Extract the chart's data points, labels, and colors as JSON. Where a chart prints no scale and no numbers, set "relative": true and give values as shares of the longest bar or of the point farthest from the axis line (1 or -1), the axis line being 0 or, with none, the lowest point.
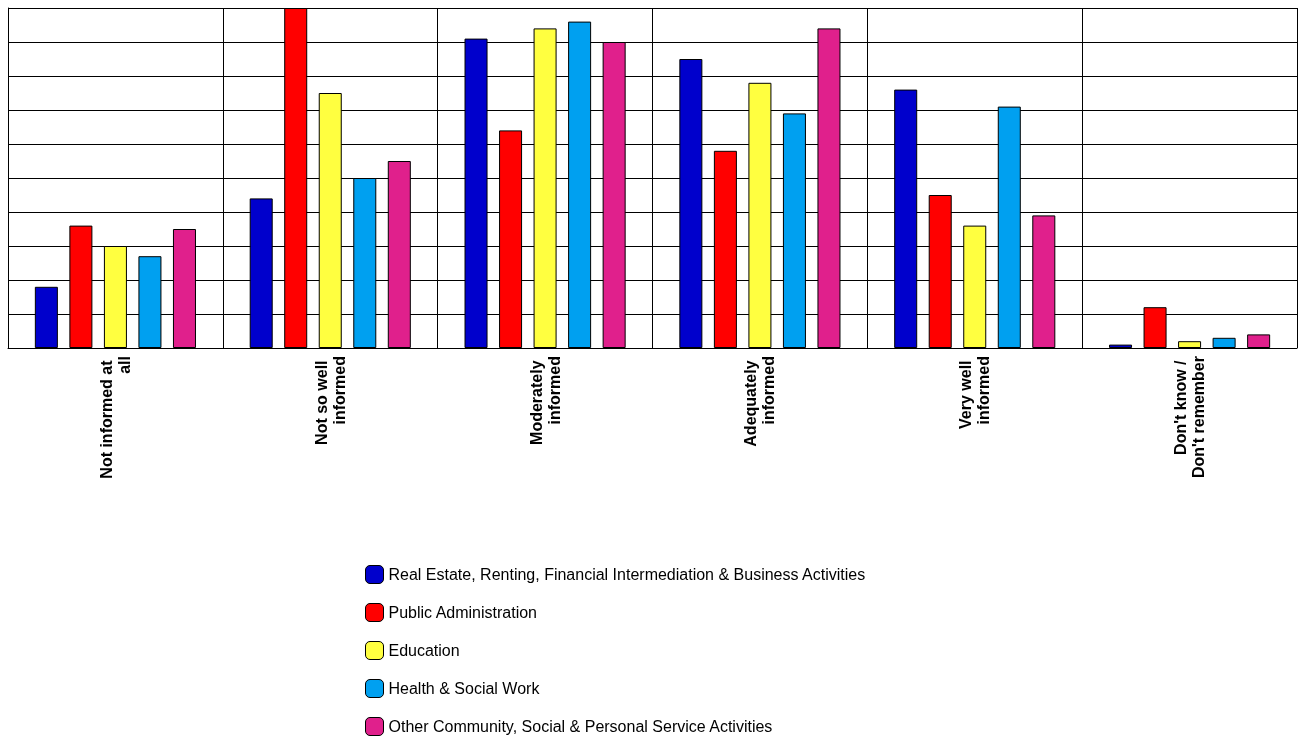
{
  "chart_data": {
    "type": "bar",
    "relative": true,
    "grid": true,
    "legend": "bottom",
    "categories": [
      "Not informed at all",
      "Not so well informed",
      "Moderately informed",
      "Adequately informed",
      "Very well informed",
      "Don't know / Don't remember"
    ],
    "series": [
      {
        "name": "Real Estate, Renting, Financial Intermediation & Business Activities",
        "color": "#0000cc",
        "values": [
          0.18,
          0.44,
          0.91,
          0.85,
          0.76,
          0.01
        ]
      },
      {
        "name": "Public Administration",
        "color": "#ff0000",
        "values": [
          0.36,
          1,
          0.64,
          0.58,
          0.45,
          0.12
        ]
      },
      {
        "name": "Education",
        "color": "#ffff40",
        "values": [
          0.3,
          0.75,
          0.94,
          0.78,
          0.36,
          0.02
        ]
      },
      {
        "name": "Health & Social Work",
        "color": "#00a0f0",
        "values": [
          0.27,
          0.5,
          0.96,
          0.69,
          0.71,
          0.03
        ]
      },
      {
        "name": "Other Community, Social & Personal Service Activities",
        "color": "#e0208c",
        "values": [
          0.35,
          0.55,
          0.9,
          0.94,
          0.39,
          0.04
        ]
      }
    ]
  }
}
■ ■ ■ ■
What is being asked. Keep the pictures out of your copy, and repeat every entry above exactly.

The response.
Extract the chart's data points, labels, and colors as JSON. Where a chart prints no scale and no numbers, set "relative": true and give values as shares of the longest bar or of the point farthest from the axis line (1 or -1), the axis line being 0 or, with none, the lowest point.
{
  "chart_data": {
    "type": "bar",
    "relative": true,
    "grid": true,
    "legend": "bottom",
    "categories": [
      "Not informed at all",
      "Not so well informed",
      "Moderately informed",
      "Adequately informed",
      "Very well informed",
      "Don't know / Don't remember"
    ],
    "series": [
      {
        "name": "Real Estate, Renting, Financial Intermediation & Business Activities",
        "color": "#0000cc",
        "values": [
          0.18,
          0.44,
          0.91,
          0.85,
          0.76,
          0.01
        ]
      },
      {
        "name": "Public Administration",
        "color": "#ff0000",
        "values": [
          0.36,
          1,
          0.64,
          0.58,
          0.45,
          0.12
        ]
      },
      {
        "name": "Education",
        "color": "#ffff40",
        "values": [
          0.3,
          0.75,
          0.94,
          0.78,
          0.36,
          0.02
        ]
      },
      {
        "name": "Health & Social Work",
        "color": "#00a0f0",
        "values": [
          0.27,
          0.5,
          0.96,
          0.69,
          0.71,
          0.03
        ]
      },
      {
        "name": "Other Community, Social & Personal Service Activities",
        "color": "#e0208c",
        "values": [
          0.35,
          0.55,
          0.9,
          0.94,
          0.39,
          0.04
        ]
      }
    ]
  }
}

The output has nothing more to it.